(Items from a dataset)
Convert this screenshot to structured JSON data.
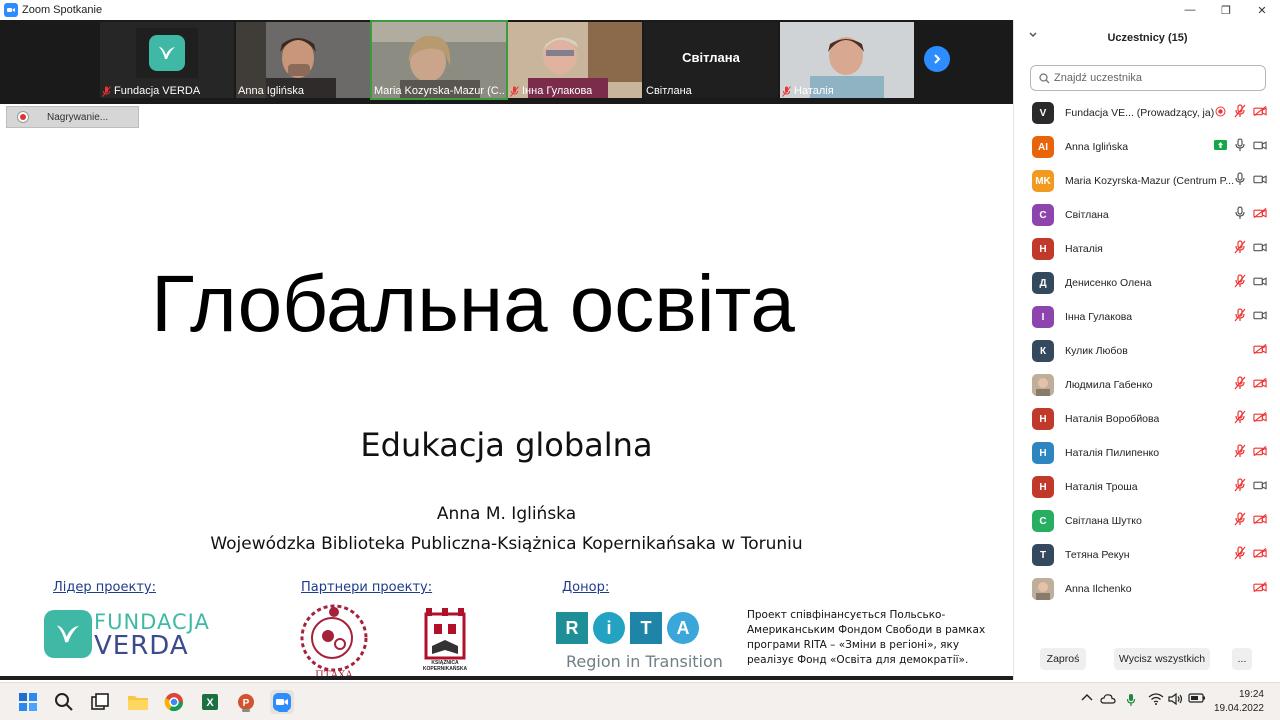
{
  "window": {
    "title": "Zoom Spotkanie",
    "controls": [
      "—",
      "❐",
      "✕"
    ]
  },
  "video_strip": {
    "tiles": [
      {
        "name": "Fundacja VERDA",
        "muted": true,
        "kind": "logo"
      },
      {
        "name": "Anna Iglińska",
        "muted": false,
        "kind": "photo"
      },
      {
        "name": "Maria Kozyrska-Mazur (C...",
        "muted": false,
        "kind": "photo",
        "active": true
      },
      {
        "name": "Інна Гулакова",
        "muted": true,
        "kind": "photo"
      },
      {
        "name": "Світлана",
        "muted": false,
        "kind": "name",
        "big_name": "Світлана"
      },
      {
        "name": "Наталія",
        "muted": true,
        "kind": "photo"
      }
    ]
  },
  "recording": {
    "label": "Nagrywanie..."
  },
  "slide": {
    "title": "Глобальна освіта",
    "subtitle": "Edukacja globalna",
    "author": "Anna M. Iglińska",
    "institution": "Wojewódzka Biblioteka Publiczna-Książnica Kopernikańsaka w Toruniu",
    "leader_label": "Лідер проекту:",
    "partners_label": "Партнери проекту:",
    "donor_label": "Донор:",
    "verda_logo": {
      "line1": "FUNDACJA",
      "line2": "VERDA"
    },
    "ptakha_text": "ПТАХА",
    "ksiaznica_text": [
      "KSIĄŻNICA",
      "KOPERNIKAŃSKA"
    ],
    "rita_letters": [
      "R",
      "i",
      "T",
      "A"
    ],
    "rita_colors": [
      "#1f8f97",
      "#23a3c1",
      "#1e84a8",
      "#3aa6d9"
    ],
    "rita_sub": "Region in Transition",
    "donor_text": "Проект співфінансується Польсько-Американським Фондом Свободи в рамках програми RITA – «Зміни в регіоні», яку реалізує Фонд «Освіта для демократії»."
  },
  "participants_panel": {
    "title": "Uczestnicy (15)",
    "search_placeholder": "Znajdź uczestnika",
    "participants": [
      {
        "initials": "V",
        "name": "Fundacja VE...  (Prowadzący, ja)",
        "color": "#2a2a2a",
        "mic": "muted",
        "video": "off",
        "extra": "record"
      },
      {
        "initials": "AI",
        "name": "Anna Iglińska",
        "color": "#e8630a",
        "mic": "on",
        "video": "on",
        "extra": "share"
      },
      {
        "initials": "MK",
        "name": "Maria Kozyrska-Mazur (Centrum P...",
        "color": "#f29a1f",
        "mic": "on",
        "video": "on"
      },
      {
        "initials": "С",
        "name": "Світлана",
        "color": "#8e44ad",
        "mic": "on",
        "video": "off"
      },
      {
        "initials": "Н",
        "name": " Наталія",
        "color": "#c0392b",
        "mic": "muted",
        "video": "on"
      },
      {
        "initials": "Д",
        "name": "Денисенко Олена",
        "color": "#34495e",
        "mic": "muted",
        "video": "on"
      },
      {
        "initials": "І",
        "name": "Інна Гулакова",
        "color": "#8e44ad",
        "mic": "muted",
        "video": "on"
      },
      {
        "initials": "К",
        "name": "Кулик Любов",
        "color": "#34495e",
        "mic": "none",
        "video": "off"
      },
      {
        "initials": "",
        "name": "Людмила Габенко",
        "color": "photo",
        "mic": "muted",
        "video": "off"
      },
      {
        "initials": "Н",
        "name": "Наталія Воробйова",
        "color": "#c0392b",
        "mic": "muted",
        "video": "off"
      },
      {
        "initials": "Н",
        "name": "Наталія Пилипенко",
        "color": "#2e86c1",
        "mic": "muted",
        "video": "off"
      },
      {
        "initials": "Н",
        "name": "Наталія Троша",
        "color": "#c0392b",
        "mic": "muted",
        "video": "on"
      },
      {
        "initials": "С",
        "name": "Світлана Шутко",
        "color": "#27ae60",
        "mic": "muted",
        "video": "off"
      },
      {
        "initials": "Т",
        "name": "Тетяна Рекун",
        "color": "#34495e",
        "mic": "muted",
        "video": "off"
      },
      {
        "initials": "",
        "name": "Anna Ilchenko",
        "color": "photo",
        "mic": "none",
        "video": "off"
      }
    ],
    "footer": {
      "invite": "Zaproś",
      "mute_all": "Wycisz wszystkich",
      "more": "..."
    }
  },
  "taskbar": {
    "time": "19:24",
    "date": "19.04.2022"
  }
}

* Exercise directions: Identify and list each line with the word "Kozyrska".

* Output:
        "name": "Maria Kozyrska-Mazur (C...",
        "name": "Maria Kozyrska-Mazur (Centrum P...",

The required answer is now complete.